::: Records for this exercise :::

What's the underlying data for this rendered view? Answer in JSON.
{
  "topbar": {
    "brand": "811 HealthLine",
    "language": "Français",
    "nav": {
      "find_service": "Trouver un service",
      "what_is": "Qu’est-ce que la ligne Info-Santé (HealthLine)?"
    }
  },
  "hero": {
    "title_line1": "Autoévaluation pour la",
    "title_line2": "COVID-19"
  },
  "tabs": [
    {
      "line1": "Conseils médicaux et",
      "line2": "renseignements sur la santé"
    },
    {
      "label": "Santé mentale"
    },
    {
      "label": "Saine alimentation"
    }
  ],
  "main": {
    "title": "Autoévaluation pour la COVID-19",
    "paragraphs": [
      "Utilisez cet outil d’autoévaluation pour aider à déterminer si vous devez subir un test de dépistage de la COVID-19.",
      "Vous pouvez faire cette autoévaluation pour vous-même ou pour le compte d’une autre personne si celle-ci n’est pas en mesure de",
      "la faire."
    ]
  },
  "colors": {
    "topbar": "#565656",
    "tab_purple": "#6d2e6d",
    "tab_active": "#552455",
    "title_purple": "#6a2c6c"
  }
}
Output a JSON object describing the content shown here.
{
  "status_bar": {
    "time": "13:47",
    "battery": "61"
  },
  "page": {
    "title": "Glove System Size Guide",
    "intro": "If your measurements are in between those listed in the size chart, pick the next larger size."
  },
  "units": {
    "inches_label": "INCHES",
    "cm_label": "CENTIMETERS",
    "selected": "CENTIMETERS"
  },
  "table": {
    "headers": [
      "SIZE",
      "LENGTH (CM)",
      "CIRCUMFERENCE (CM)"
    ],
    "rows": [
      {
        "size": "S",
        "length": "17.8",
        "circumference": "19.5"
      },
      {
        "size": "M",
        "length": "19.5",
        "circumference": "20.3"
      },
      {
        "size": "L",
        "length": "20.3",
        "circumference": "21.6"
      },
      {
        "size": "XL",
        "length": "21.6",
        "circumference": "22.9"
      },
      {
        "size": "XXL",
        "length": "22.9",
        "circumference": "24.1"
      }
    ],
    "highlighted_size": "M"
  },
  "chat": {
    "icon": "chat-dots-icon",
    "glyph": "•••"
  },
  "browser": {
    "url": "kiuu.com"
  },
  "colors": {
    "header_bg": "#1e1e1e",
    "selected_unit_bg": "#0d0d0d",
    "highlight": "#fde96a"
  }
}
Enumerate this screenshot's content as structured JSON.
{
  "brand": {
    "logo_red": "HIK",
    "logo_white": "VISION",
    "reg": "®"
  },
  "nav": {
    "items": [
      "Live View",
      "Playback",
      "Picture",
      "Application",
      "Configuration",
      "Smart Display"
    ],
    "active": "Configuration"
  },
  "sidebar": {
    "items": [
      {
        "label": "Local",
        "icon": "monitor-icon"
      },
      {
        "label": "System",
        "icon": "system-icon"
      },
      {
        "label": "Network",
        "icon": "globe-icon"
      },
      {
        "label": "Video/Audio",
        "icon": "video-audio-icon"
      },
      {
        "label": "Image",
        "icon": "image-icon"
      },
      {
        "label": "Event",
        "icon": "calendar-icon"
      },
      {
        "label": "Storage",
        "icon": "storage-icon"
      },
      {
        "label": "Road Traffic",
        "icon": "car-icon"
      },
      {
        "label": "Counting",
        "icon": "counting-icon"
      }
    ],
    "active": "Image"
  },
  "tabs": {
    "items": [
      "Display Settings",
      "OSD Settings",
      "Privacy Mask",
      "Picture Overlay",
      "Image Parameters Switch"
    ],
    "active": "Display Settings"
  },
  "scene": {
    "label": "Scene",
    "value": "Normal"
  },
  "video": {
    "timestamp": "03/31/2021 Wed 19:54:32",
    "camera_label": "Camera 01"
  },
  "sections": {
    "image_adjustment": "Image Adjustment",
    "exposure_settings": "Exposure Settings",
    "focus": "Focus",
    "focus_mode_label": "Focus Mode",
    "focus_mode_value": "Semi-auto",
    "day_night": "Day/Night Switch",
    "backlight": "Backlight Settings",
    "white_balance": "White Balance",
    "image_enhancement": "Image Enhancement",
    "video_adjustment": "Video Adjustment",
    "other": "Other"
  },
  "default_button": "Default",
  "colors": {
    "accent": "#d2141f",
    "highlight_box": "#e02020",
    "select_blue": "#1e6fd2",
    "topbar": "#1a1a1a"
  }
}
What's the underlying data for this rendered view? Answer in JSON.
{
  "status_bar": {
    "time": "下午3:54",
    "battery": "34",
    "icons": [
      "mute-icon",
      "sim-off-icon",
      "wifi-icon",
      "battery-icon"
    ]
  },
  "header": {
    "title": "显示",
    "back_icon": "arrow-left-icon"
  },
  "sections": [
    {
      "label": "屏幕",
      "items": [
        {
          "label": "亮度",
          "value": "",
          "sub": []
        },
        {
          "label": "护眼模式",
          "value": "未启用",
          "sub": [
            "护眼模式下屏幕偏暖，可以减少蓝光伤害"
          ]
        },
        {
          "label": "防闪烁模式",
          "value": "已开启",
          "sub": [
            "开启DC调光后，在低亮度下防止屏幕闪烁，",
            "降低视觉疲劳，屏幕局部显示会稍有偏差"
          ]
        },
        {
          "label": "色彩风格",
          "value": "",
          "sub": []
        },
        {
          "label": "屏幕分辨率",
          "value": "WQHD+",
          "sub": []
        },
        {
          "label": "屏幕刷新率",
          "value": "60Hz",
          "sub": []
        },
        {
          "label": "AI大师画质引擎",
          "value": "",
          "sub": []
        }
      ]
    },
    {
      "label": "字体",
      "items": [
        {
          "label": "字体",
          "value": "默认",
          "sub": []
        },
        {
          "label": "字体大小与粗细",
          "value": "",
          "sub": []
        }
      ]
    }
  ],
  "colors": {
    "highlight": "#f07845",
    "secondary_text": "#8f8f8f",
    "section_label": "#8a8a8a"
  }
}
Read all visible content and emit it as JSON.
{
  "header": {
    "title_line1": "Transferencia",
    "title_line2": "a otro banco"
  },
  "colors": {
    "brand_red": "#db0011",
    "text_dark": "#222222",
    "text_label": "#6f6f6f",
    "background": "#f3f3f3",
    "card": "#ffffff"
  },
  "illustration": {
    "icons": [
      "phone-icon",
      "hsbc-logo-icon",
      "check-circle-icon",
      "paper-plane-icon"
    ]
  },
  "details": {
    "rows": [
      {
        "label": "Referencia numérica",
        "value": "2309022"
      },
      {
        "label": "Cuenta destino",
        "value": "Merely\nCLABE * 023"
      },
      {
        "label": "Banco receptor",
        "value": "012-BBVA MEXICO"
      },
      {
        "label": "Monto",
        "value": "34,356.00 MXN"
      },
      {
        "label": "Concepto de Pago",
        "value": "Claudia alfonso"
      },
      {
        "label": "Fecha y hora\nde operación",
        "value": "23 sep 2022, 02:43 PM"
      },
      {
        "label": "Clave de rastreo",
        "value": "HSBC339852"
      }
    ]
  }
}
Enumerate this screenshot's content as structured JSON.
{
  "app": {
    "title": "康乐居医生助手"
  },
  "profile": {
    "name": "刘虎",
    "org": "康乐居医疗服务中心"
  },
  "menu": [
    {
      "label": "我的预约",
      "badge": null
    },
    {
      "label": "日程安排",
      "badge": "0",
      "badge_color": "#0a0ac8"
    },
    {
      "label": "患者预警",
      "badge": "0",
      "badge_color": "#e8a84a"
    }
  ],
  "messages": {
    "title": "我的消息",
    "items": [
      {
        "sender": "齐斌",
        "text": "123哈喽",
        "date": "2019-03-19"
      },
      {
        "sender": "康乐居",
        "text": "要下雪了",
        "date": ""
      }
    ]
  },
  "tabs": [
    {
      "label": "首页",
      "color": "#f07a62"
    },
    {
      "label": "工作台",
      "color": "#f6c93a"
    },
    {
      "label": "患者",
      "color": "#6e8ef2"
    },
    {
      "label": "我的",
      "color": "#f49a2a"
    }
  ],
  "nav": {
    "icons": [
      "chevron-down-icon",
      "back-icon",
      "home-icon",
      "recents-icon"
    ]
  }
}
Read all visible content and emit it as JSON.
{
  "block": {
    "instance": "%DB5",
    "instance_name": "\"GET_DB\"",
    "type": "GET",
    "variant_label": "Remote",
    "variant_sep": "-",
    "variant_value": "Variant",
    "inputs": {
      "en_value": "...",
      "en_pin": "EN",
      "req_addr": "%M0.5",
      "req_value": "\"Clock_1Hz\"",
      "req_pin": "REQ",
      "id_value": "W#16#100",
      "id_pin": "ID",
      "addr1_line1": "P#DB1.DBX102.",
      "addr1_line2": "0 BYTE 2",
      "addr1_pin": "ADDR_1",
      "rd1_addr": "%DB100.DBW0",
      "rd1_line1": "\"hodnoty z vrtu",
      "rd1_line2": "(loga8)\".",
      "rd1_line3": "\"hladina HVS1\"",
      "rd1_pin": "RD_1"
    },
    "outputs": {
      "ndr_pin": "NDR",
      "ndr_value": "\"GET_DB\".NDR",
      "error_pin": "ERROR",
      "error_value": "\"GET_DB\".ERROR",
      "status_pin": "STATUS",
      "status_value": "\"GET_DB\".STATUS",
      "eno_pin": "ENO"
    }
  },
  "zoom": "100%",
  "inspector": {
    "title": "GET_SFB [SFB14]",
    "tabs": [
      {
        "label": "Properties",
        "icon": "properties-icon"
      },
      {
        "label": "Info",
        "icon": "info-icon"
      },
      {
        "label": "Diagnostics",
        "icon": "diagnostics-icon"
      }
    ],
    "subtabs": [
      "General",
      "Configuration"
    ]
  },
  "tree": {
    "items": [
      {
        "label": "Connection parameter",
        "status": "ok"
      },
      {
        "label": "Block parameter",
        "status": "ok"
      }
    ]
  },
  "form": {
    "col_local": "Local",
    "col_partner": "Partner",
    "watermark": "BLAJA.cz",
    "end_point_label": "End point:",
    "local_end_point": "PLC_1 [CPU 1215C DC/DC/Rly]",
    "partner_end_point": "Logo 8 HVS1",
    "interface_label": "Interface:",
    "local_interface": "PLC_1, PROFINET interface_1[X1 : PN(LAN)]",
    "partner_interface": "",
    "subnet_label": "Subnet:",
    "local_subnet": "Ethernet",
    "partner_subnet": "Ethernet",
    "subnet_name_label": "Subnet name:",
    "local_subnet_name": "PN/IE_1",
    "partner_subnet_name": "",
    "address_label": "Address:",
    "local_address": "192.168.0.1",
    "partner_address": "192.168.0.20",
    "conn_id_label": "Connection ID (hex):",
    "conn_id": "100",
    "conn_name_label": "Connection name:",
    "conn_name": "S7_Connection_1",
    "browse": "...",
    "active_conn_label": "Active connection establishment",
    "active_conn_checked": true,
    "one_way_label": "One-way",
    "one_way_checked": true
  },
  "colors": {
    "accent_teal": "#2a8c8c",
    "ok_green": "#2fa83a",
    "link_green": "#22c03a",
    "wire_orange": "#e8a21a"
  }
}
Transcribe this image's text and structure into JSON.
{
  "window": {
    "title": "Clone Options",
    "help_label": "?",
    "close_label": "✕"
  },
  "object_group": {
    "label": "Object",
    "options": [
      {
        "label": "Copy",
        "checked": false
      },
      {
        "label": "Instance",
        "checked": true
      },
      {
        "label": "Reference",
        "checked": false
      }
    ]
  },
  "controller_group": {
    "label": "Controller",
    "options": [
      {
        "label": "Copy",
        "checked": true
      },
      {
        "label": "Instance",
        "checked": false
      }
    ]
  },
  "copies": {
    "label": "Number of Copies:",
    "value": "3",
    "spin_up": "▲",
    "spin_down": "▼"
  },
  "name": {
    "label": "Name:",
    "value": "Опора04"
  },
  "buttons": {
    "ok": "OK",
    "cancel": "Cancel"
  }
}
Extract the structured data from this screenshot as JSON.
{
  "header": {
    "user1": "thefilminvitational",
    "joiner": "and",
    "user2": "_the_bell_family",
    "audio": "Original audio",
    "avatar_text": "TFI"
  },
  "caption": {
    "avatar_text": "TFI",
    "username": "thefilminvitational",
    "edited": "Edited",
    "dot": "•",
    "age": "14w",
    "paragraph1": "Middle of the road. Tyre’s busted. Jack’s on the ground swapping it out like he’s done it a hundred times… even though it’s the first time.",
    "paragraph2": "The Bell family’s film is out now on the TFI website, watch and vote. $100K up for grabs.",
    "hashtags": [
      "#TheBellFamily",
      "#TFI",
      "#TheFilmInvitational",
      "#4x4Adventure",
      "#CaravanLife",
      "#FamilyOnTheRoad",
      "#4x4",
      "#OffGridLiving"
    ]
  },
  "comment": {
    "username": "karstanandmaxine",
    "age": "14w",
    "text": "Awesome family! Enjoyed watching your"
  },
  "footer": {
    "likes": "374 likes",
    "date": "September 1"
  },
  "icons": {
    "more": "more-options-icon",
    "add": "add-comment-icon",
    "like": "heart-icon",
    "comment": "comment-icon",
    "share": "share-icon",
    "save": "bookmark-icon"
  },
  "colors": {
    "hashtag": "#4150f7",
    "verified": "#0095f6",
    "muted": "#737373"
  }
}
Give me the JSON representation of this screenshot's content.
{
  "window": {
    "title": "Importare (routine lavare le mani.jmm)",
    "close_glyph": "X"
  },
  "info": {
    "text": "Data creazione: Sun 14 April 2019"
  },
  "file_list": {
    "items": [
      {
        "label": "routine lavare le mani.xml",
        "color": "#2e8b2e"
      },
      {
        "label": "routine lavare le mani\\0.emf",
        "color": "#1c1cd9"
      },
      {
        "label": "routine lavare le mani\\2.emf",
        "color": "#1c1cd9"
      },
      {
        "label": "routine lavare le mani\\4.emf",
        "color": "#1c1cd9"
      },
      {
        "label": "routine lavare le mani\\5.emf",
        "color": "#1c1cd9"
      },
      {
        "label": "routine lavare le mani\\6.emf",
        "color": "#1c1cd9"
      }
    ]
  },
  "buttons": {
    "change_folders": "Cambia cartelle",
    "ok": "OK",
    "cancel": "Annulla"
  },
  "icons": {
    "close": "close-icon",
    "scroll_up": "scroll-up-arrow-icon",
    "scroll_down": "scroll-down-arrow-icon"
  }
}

:::

* What the task requires *
Report only the number of lines in the listing that contain the word "Adjustment".

* Response to this task *
2